> **Task prompt**: Write the next part of the commentary on AV safety and cybersecurity, picking up after its last paragraph.

> **Source passage**:
--
Why AV Safety and Cybersecurity Need to Be Pursued in Tandem

commentary

Mar 20, 2019

Interior of autonomous car with ones and zeroes superimposed, photo by metamorworks/Getty Images

Photo by metamorworks/Getty Images

This commentary originally appeared on Axios on March 20, 2019.

Safety and cybersecurity are generally pursued by separate teams within AV companies—leaving them in silos that exacerbate the significant challenges of each, and ignore the fact that they both fundamentally protect drivers and passengers from harm.

Why it matters: As cars become increasingly complex, modifying one aspect of the technology could create an unexpected vulnerability in another feature, making it crucial to develop safety and cybersecurity as integrated systems.

Safety: We know that traditional vehicles are safe because they conform to industry standards, regulations and engineering best practices. This can cover airbag systems at one end of the spectrum, and ADAS emergency braking features at the other.

  • AV standards have yet to be created, so AVs can't demonstrate compliance the way traditional vehicles do. A standardized framework, which could involve simulations or real life driving tests, is needed to measure how safe AVs are.

Cybersecurity: Concerns about vulnerabilities in vehicle electronics predate modern AVs, yet even as connected vehicle technology and automated driving features become more popular there is no international standard governing vehicle cybersecurity.
--
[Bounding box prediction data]

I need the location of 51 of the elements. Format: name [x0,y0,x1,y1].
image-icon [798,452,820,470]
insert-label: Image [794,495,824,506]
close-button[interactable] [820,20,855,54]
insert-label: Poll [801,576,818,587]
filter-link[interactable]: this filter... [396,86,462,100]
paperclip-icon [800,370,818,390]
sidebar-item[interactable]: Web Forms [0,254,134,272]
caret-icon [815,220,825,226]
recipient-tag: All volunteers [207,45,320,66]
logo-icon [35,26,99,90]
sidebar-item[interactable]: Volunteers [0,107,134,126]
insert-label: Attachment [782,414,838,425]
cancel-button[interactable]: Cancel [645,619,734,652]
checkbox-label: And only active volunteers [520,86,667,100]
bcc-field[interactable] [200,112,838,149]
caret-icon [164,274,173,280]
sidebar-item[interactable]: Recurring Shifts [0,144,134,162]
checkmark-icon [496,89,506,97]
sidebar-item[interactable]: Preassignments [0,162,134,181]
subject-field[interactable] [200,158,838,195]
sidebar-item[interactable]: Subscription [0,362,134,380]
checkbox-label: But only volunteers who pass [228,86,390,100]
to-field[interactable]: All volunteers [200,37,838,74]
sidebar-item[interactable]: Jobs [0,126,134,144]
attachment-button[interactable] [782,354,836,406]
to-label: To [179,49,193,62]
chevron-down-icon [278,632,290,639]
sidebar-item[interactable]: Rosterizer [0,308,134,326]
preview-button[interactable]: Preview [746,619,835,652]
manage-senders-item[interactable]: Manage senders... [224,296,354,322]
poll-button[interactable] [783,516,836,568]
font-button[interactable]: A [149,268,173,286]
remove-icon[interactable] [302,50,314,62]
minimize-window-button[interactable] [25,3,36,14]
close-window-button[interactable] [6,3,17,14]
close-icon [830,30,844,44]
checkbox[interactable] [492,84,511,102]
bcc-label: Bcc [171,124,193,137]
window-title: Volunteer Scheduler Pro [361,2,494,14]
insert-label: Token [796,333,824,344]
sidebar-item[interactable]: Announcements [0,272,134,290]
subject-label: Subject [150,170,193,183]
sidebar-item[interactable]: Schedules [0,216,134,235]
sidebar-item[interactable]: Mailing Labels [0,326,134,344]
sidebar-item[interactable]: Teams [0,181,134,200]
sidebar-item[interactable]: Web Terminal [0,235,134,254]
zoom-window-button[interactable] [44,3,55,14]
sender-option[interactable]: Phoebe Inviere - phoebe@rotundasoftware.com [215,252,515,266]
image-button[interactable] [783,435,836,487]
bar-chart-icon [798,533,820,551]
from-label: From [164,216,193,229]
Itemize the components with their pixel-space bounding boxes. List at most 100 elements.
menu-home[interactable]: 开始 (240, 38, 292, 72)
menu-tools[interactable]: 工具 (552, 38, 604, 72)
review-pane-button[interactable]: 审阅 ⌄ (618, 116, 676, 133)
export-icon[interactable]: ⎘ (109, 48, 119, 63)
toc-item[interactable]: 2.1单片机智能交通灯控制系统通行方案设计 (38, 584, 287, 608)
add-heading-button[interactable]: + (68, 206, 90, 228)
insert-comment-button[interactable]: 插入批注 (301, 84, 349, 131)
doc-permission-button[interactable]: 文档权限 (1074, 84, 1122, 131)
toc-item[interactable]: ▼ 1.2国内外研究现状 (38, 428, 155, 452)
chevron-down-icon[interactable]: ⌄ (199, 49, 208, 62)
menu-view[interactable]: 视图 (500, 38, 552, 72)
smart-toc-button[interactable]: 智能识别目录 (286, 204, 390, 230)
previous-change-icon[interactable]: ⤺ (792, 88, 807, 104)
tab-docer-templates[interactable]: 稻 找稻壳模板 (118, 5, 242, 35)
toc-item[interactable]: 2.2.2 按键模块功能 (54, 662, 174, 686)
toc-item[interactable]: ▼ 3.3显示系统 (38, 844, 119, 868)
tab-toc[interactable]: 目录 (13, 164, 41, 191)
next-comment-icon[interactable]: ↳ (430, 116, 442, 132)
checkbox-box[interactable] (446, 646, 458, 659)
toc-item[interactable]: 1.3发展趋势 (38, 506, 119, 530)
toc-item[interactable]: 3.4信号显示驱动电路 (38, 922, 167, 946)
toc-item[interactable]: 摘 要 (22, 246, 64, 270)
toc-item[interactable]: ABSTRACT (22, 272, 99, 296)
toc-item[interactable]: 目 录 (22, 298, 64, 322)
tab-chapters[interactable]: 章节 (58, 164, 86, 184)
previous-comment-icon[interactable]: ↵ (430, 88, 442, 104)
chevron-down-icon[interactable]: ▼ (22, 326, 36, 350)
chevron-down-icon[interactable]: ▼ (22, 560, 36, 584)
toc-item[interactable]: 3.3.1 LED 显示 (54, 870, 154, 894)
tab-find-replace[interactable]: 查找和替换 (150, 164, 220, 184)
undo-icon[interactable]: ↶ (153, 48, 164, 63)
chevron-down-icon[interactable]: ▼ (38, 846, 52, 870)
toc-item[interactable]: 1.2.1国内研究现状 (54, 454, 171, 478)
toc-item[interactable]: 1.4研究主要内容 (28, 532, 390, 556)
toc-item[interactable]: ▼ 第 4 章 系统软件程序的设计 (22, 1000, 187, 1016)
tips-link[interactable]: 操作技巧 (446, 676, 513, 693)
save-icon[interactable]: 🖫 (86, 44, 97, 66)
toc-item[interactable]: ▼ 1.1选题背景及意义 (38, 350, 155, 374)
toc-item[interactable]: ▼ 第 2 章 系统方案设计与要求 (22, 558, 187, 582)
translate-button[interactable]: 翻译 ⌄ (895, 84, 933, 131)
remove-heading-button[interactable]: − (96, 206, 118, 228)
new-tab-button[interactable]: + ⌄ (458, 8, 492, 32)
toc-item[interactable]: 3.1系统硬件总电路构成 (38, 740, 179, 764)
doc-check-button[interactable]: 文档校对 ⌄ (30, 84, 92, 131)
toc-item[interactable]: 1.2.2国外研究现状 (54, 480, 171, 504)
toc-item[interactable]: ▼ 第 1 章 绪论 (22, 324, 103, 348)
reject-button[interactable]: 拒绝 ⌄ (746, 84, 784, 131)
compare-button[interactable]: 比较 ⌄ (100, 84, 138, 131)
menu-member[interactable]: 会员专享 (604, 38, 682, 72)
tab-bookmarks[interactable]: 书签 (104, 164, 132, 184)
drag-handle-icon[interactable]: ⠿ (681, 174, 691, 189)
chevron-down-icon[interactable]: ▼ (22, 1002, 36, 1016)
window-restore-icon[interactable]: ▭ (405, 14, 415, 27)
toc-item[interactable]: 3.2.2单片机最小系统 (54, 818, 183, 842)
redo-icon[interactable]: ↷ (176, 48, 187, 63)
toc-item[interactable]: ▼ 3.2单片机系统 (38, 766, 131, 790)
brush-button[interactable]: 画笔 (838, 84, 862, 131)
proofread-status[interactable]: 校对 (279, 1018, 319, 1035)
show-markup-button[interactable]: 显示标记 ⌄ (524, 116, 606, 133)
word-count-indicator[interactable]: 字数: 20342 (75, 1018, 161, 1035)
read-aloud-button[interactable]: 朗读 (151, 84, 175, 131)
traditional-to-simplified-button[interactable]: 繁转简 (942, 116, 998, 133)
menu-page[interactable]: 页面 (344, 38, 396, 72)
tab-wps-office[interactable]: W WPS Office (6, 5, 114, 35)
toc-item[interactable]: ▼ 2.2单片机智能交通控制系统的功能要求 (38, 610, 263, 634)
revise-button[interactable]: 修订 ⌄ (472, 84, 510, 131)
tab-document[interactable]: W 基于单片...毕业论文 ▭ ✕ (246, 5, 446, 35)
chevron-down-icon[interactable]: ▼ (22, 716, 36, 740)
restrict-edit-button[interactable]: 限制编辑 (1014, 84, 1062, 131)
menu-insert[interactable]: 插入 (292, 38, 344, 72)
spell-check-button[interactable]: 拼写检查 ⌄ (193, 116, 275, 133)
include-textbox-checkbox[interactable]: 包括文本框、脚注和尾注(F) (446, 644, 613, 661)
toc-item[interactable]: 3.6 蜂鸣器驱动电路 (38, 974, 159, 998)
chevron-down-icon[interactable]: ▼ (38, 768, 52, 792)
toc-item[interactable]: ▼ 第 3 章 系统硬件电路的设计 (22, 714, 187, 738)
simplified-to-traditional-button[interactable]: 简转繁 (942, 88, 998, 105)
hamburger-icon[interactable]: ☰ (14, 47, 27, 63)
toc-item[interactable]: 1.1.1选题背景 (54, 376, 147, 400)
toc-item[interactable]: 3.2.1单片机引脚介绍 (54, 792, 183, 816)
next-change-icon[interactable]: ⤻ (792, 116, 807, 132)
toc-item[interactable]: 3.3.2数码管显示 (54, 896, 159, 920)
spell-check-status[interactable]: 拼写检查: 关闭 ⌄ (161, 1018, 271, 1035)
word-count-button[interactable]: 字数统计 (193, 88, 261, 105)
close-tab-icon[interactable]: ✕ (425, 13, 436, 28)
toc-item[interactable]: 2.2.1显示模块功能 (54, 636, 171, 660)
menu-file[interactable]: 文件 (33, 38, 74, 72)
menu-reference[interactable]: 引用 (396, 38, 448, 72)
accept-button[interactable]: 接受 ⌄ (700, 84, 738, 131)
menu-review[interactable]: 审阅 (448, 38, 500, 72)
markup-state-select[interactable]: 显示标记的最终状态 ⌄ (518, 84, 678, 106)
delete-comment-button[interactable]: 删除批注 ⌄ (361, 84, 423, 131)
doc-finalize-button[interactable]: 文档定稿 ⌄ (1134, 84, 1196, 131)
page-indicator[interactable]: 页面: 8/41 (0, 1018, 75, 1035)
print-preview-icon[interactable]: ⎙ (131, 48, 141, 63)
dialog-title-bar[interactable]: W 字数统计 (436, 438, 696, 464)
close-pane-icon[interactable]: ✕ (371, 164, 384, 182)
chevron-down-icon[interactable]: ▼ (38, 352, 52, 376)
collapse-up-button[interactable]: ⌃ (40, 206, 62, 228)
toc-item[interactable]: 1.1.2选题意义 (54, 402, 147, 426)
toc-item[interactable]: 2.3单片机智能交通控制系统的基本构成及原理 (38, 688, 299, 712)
--
> **Answer to this exercise**:
A joint approach to standards could optimize safety and cybersecurity and reduce overall risks to AV operation. Vulnerabilities already evidenced at low levels of automation point to the multitude of threats highly automated vehicles could face, especially where their systems intersect.

  • Cyberattacks can take many routes (PDF) into a car, including bluetooth-enabled systems and cellular radio. Adding network-based features and software will likely add vulnerability.
  • Traffic signs can be misread by AVs (PDF) in dangerous ways, and hackers could intentionally make a vehicle misinterpret a stop sign, for example—an attack that would compromise cybersecurity and safety features simultaneously.

The bottom line: The teams developing these systems should be collaborating on this challenge. Improving public trust in AVs, which remains low, will require delivering on promises in both of these critical areas.


Marjory S. Blumenthal is a senior policy researcher at the nonprofit, nonpartisan RAND Corporation.